Exercise aim >> In the entries below, find the lines with the word "true" and copy them.

::: Task data

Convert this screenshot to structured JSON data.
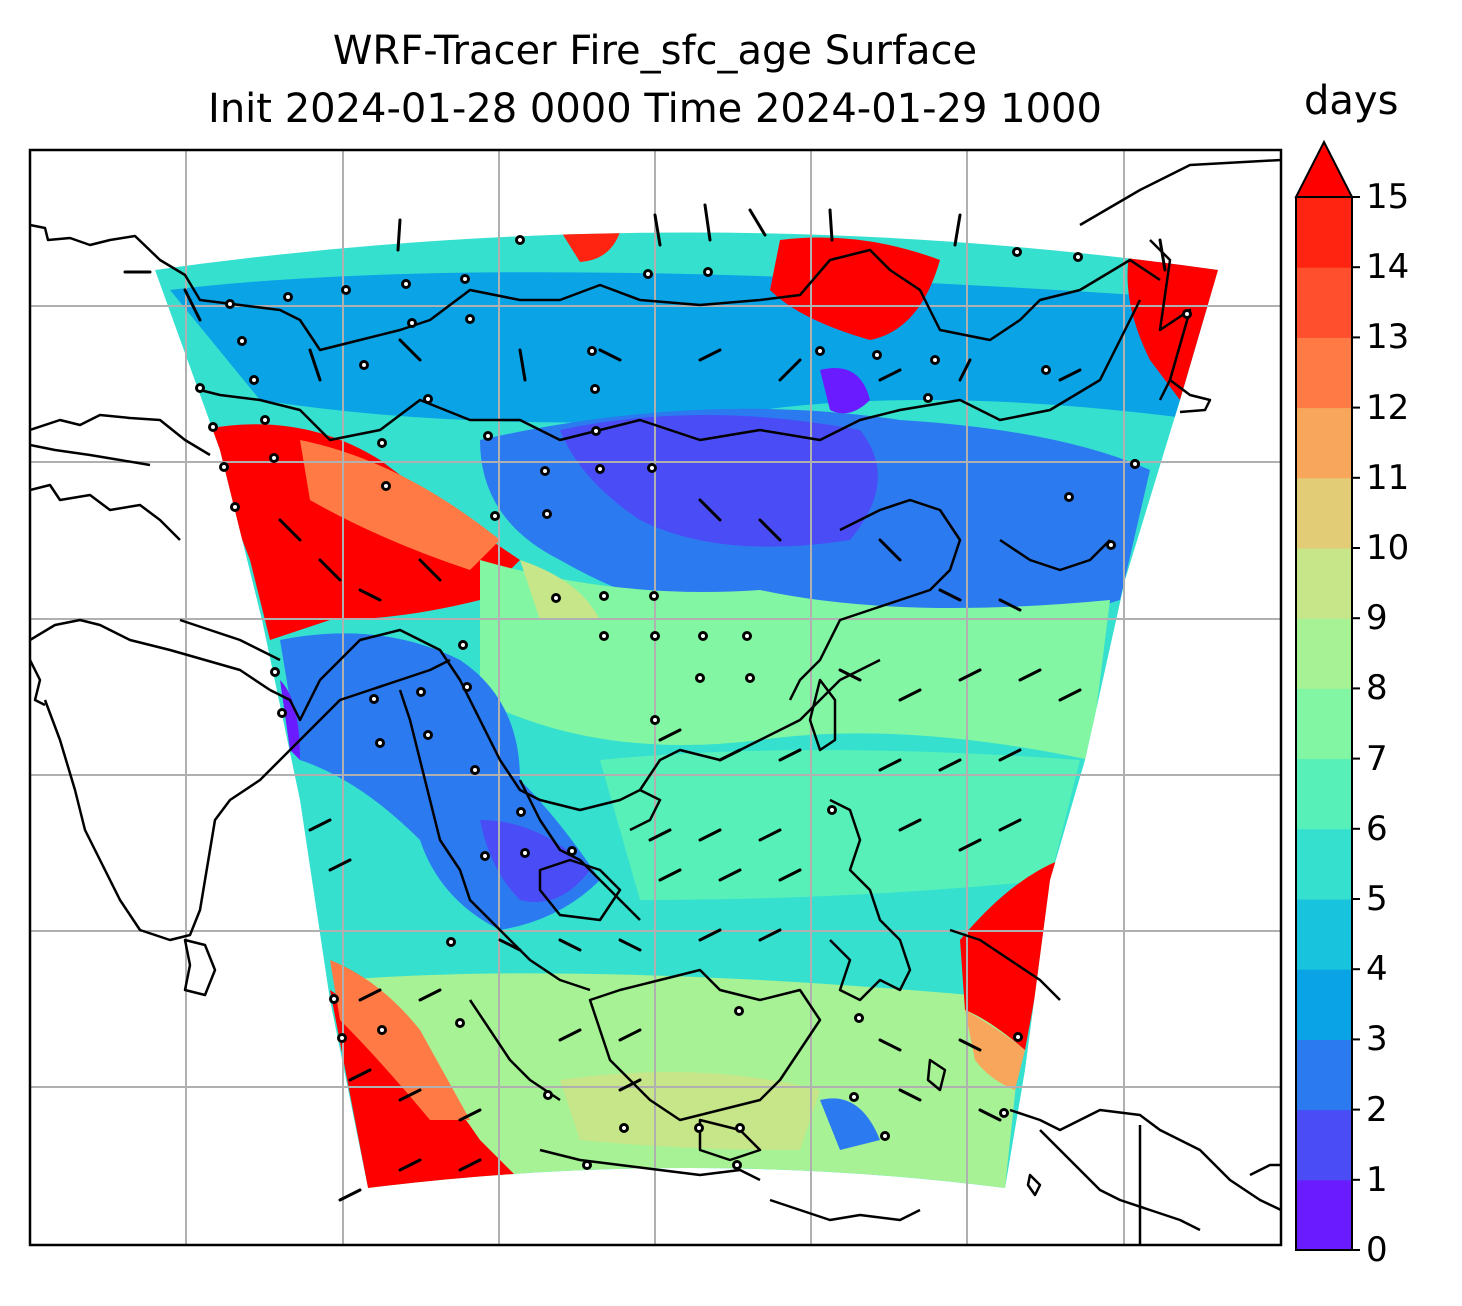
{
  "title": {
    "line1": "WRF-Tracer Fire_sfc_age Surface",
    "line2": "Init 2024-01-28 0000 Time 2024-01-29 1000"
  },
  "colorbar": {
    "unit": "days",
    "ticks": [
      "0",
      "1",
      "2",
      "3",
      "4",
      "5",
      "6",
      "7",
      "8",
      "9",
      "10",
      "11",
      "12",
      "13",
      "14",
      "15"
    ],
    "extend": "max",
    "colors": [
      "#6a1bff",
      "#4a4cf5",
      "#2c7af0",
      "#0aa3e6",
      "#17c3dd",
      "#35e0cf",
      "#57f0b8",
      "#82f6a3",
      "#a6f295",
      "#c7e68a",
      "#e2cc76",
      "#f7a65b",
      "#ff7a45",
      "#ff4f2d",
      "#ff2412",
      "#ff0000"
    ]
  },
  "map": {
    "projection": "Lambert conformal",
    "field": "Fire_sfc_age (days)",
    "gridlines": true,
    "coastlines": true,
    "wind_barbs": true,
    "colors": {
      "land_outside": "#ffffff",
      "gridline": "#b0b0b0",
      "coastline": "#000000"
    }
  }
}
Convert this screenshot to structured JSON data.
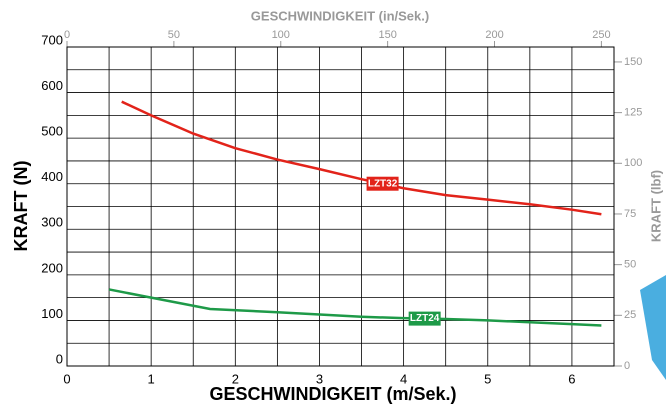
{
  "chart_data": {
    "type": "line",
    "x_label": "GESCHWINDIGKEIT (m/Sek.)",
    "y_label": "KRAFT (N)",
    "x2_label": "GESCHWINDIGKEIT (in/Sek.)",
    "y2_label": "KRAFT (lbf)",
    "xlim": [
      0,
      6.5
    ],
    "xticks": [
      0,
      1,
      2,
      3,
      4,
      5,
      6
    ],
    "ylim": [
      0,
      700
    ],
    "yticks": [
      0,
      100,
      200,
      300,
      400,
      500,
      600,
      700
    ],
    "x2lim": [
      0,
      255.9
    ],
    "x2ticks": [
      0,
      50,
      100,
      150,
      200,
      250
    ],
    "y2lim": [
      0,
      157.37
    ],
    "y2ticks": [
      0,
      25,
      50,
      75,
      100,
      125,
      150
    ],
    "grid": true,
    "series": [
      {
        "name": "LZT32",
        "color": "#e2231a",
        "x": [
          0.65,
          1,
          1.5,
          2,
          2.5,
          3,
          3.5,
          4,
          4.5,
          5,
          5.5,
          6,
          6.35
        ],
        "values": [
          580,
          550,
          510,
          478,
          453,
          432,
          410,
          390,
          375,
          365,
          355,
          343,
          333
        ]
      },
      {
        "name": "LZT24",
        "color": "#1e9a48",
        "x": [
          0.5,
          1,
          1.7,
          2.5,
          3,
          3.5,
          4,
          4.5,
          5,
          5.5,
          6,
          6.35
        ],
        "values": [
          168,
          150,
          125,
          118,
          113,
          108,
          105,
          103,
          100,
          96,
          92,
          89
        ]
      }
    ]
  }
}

::::::

Solved exercise >>
    "gridlines": true,
    "coastlines": true,
    "wind_barbs": true,
    "grid": true,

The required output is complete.